--- Start ENTRIES ---
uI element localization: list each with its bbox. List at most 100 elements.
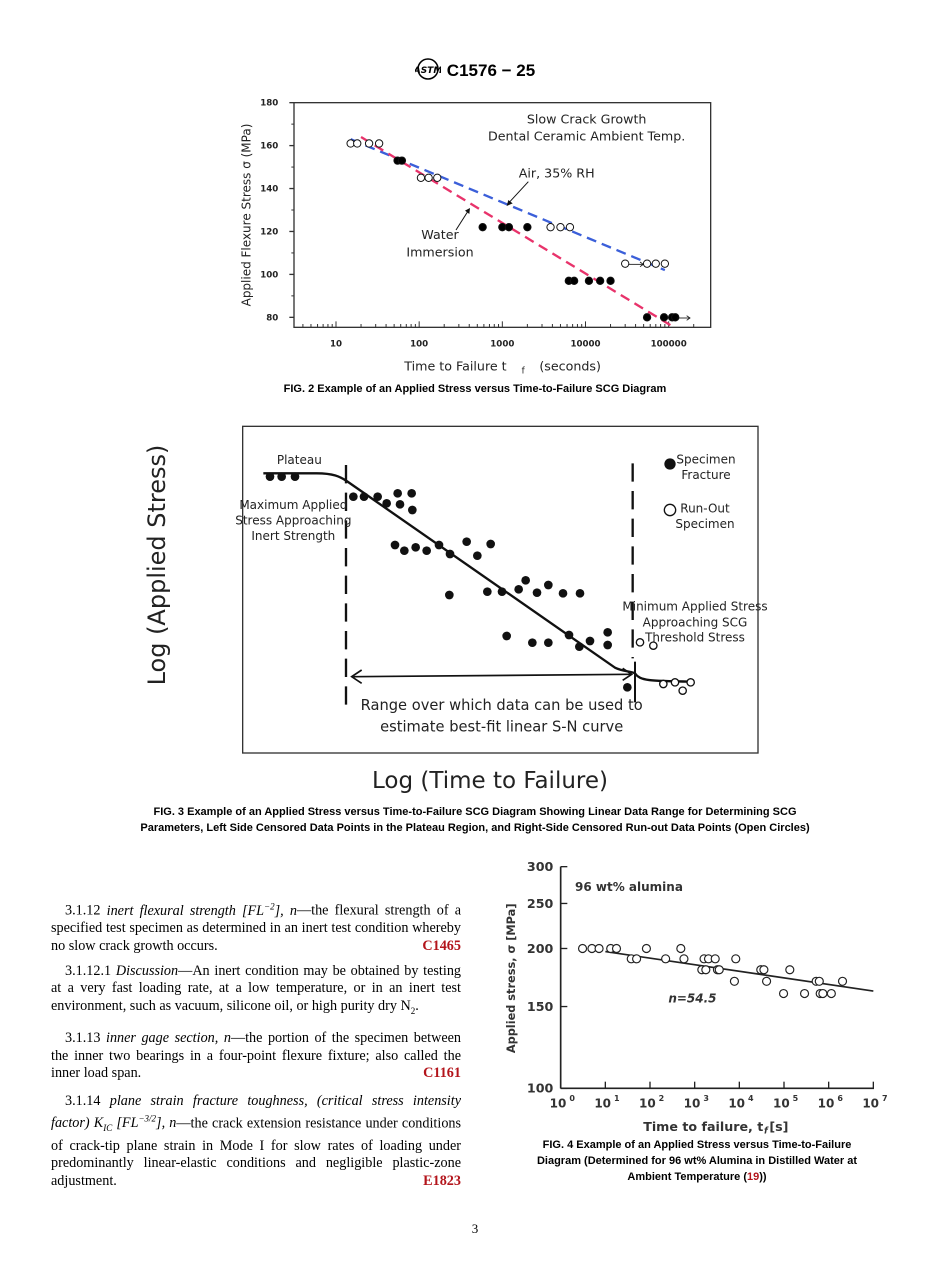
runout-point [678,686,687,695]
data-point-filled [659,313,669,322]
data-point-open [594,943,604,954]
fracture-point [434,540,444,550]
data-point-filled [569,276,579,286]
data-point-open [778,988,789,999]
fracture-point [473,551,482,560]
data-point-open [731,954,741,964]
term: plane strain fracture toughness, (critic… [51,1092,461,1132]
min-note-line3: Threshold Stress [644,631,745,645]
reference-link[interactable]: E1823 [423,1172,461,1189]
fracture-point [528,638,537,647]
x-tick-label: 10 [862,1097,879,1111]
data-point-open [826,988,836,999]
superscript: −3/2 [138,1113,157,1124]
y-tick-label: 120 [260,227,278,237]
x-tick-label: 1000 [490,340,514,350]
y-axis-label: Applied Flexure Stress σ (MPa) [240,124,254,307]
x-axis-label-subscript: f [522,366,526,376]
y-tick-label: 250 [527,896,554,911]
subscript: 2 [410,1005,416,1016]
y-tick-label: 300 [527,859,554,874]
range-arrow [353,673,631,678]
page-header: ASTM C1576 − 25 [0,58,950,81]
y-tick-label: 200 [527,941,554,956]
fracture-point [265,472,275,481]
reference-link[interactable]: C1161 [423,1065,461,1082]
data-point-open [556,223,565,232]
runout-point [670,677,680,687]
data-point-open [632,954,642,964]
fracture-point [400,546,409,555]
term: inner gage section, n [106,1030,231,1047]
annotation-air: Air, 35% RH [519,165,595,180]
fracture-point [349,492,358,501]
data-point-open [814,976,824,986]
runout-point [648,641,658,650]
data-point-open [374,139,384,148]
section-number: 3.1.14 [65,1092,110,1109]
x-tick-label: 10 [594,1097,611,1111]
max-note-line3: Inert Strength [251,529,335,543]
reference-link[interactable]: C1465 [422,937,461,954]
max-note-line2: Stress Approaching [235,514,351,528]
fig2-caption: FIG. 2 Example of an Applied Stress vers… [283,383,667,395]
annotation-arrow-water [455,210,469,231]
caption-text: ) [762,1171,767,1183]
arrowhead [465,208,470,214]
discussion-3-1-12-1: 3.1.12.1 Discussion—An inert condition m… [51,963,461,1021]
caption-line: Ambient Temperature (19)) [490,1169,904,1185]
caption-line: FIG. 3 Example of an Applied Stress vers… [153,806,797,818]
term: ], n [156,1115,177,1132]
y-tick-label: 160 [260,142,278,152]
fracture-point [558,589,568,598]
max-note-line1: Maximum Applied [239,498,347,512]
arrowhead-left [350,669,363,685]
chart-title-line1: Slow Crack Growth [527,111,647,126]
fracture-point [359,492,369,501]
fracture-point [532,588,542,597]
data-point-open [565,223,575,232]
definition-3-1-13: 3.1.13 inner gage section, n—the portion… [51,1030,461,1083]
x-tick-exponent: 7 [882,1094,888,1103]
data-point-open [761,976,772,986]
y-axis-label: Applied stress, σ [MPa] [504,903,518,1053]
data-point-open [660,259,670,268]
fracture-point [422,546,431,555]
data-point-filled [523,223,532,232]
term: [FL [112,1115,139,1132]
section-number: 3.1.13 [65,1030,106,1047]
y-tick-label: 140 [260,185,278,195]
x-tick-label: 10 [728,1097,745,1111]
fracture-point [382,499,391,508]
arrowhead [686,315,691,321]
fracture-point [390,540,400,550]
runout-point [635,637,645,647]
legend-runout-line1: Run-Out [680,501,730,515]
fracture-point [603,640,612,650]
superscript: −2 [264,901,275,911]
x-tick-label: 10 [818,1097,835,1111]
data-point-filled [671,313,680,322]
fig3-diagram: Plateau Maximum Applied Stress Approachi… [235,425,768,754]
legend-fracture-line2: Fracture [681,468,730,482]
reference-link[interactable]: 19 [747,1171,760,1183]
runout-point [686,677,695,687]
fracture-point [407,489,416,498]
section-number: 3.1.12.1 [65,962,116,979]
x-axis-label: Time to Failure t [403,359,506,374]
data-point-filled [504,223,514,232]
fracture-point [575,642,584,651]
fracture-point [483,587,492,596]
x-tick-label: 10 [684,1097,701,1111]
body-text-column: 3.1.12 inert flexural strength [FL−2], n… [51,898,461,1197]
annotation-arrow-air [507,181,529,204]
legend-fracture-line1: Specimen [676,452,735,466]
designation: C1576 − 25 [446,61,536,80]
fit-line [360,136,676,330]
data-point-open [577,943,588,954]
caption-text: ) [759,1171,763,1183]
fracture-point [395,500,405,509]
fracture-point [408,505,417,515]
--- End ENTRIES ---
WORK TO DO |
Reproduce every line of the rows above verbatim, but leave out the pictures.

FULL OUTPUT |
uI element localization: list each with its bbox. List at most 100 elements.
runout-point [678,686,687,695]
data-point-filled [659,313,669,322]
data-point-open [594,943,604,954]
fracture-point [434,540,444,550]
data-point-filled [569,276,579,286]
data-point-open [778,988,789,999]
fracture-point [473,551,482,560]
data-point-open [731,954,741,964]
term: plane strain fracture toughness, (critic… [51,1092,461,1132]
min-note-line3: Threshold Stress [644,631,745,645]
reference-link[interactable]: E1823 [423,1172,461,1189]
fracture-point [528,638,537,647]
x-tick-label: 10 [862,1097,879,1111]
data-point-open [826,988,836,999]
superscript: −3/2 [138,1113,157,1124]
y-tick-label: 120 [260,227,278,237]
x-tick-label: 1000 [490,340,514,350]
y-axis-label: Applied Flexure Stress σ (MPa) [240,124,254,307]
x-axis-label-subscript: f [522,366,526,376]
y-tick-label: 250 [527,896,554,911]
subscript: 2 [410,1005,416,1016]
y-tick-label: 300 [527,859,554,874]
range-arrow [353,673,631,678]
page-header: ASTM C1576 − 25 [0,58,950,81]
y-tick-label: 200 [527,941,554,956]
fracture-point [265,472,275,481]
reference-link[interactable]: C1161 [423,1065,461,1082]
data-point-open [556,223,565,232]
runout-point [670,677,680,687]
data-point-open [632,954,642,964]
fracture-point [400,546,409,555]
term: inner gage section, n [106,1030,231,1047]
annotation-air: Air, 35% RH [519,165,595,180]
fracture-point [349,492,358,501]
data-point-open [814,976,824,986]
runout-point [648,641,658,650]
data-point-open [374,139,384,148]
section-number: 3.1.14 [65,1092,110,1109]
x-tick-label: 10 [594,1097,611,1111]
max-note-line3: Inert Strength [251,529,335,543]
reference-link[interactable]: C1465 [422,937,461,954]
max-note-line2: Stress Approaching [235,514,351,528]
fig2-caption: FIG. 2 Example of an Applied Stress vers… [283,383,667,395]
annotation-arrow-water [455,210,469,231]
caption-text: ) [762,1171,767,1183]
arrowhead [465,208,470,214]
discussion-3-1-12-1: 3.1.12.1 Discussion—An inert condition m… [51,963,461,1021]
caption-line: Ambient Temperature (19)) [490,1169,904,1185]
caption-line: FIG. 3 Example of an Applied Stress vers… [153,806,797,818]
term: ], n [156,1115,177,1132]
y-tick-label: 160 [260,142,278,152]
fracture-point [558,589,568,598]
max-note-line1: Maximum Applied [239,498,347,512]
arrowhead-left [350,669,363,685]
chart-title-line1: Slow Crack Growth [527,111,647,126]
fracture-point [359,492,369,501]
fracture-point [532,588,542,597]
data-point-open [565,223,575,232]
definition-3-1-13: 3.1.13 inner gage section, n—the portion… [51,1030,461,1083]
x-tick-exponent: 7 [882,1094,888,1103]
data-point-open [761,976,772,986]
y-axis-label: Applied stress, σ [MPa] [504,903,518,1053]
data-point-open [660,259,670,268]
fracture-point [422,546,431,555]
data-point-filled [523,223,532,232]
term: [FL [112,1115,139,1132]
section-number: 3.1.13 [65,1030,106,1047]
y-tick-label: 140 [260,185,278,195]
x-tick-label: 10 [728,1097,745,1111]
fracture-point [382,499,391,508]
arrowhead [686,315,691,321]
fracture-point [390,540,400,550]
runout-point [635,637,645,647]
legend-runout-line1: Run-Out [680,501,730,515]
fracture-point [603,640,612,650]
superscript: −2 [264,901,275,911]
x-tick-label: 10 [818,1097,835,1111]
data-point-filled [671,313,680,322]
fig3-diagram: Plateau Maximum Applied Stress Approachi… [235,425,768,754]
legend-fracture-line2: Fracture [681,468,730,482]
reference-link[interactable]: 19 [747,1171,760,1183]
runout-point [686,677,695,687]
fracture-point [407,489,416,498]
section-number: 3.1.12.1 [65,962,116,979]
x-axis-label: Time to Failure t [403,359,506,374]
data-point-filled [504,223,514,232]
fracture-point [575,642,584,651]
fracture-point [483,587,492,596]
x-tick-label: 10 [684,1097,701,1111]
body-text-column: 3.1.12 inert flexural strength [FL−2], n… [51,898,461,1197]
annotation-arrow-air [507,181,529,204]
legend-fracture-line1: Specimen [676,452,735,466]
designation: C1576 − 25 [446,61,536,80]
fit-line [360,136,676,330]
data-point-open [577,943,588,954]
caption-text: ) [759,1171,763,1183]
fracture-point [395,500,405,509]
fracture-point [408,505,417,515]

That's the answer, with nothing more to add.